*Saved entries*.
[Start]

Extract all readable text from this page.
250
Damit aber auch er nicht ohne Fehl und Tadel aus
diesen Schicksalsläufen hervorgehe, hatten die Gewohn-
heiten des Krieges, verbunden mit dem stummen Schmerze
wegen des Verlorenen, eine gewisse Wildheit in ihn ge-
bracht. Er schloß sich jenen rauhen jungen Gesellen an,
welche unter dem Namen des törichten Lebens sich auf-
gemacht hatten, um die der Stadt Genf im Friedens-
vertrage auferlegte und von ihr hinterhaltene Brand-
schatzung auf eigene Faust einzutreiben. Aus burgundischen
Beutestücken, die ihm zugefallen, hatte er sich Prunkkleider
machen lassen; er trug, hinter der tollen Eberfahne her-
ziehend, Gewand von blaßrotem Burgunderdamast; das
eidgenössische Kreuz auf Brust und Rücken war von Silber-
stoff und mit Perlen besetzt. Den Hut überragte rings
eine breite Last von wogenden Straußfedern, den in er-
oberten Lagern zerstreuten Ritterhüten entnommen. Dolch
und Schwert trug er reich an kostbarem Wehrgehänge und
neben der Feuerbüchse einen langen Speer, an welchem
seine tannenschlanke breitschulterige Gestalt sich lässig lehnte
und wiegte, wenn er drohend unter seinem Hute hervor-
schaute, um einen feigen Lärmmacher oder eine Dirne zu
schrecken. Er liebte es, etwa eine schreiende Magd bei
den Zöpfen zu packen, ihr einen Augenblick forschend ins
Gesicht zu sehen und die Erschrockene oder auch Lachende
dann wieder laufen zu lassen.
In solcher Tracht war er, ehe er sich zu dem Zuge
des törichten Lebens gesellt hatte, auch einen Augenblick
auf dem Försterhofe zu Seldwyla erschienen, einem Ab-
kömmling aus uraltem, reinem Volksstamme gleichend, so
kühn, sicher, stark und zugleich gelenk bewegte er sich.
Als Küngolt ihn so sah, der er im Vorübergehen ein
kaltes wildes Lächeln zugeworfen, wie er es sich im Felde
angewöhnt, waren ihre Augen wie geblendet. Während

[End]

All of the material above needs to be copied exactly.

*Exercise output*.
Extract all readable text from this page.
250
Damit aber auch er nicht ohne Fehl und Tadel aus
diesen Schicksalsläufen hervorgehe, hatten die Gewohn-
heiten des Krieges, verbunden mit dem stummen Schmerze
wegen des Verlorenen, eine gewisse Wildheit in ihn ge-
bracht. Er schloß sich jenen rauhen jungen Gesellen an,
welche unter dem Namen des törichten Lebens sich auf-
gemacht hatten, um die der Stadt Genf im Friedens-
vertrage auferlegte und von ihr hinterhaltene Brand-
schatzung auf eigene Faust einzutreiben. Aus burgundischen
Beutestücken, die ihm zugefallen, hatte er sich Prunkkleider
machen lassen; er trug, hinter der tollen Eberfahne her-
ziehend, Gewand von blaßrotem Burgunderdamast; das
eidgenössische Kreuz auf Brust und Rücken war von Silber-
stoff und mit Perlen besetzt. Den Hut überragte rings
eine breite Last von wogenden Straußfedern, den in er-
oberten Lagern zerstreuten Ritterhüten entnommen. Dolch
und Schwert trug er reich an kostbarem Wehrgehänge und
neben der Feuerbüchse einen langen Speer, an welchem
seine tannenschlanke breitschulterige Gestalt sich lässig lehnte
und wiegte, wenn er drohend unter seinem Hute hervor-
schaute, um einen feigen Lärmmacher oder eine Dirne zu
schrecken. Er liebte es, etwa eine schreiende Magd bei
den Zöpfen zu packen, ihr einen Augenblick forschend ins
Gesicht zu sehen und die Erschrockene oder auch Lachende
dann wieder laufen zu lassen.
In solcher Tracht war er, ehe er sich zu dem Zuge
des törichten Lebens gesellt hatte, auch einen Augenblick
auf dem Försterhofe zu Seldwyla erschienen, einem Ab-
kömmling aus uraltem, reinem Volksstamme gleichend, so
kühn, sicher, stark und zugleich gelenk bewegte er sich.
Als Küngolt ihn so sah, der er im Vorübergehen ein
kaltes wildes Lächeln zugeworfen, wie er es sich im Felde
angewöhnt, waren ihre Augen wie geblendet. Während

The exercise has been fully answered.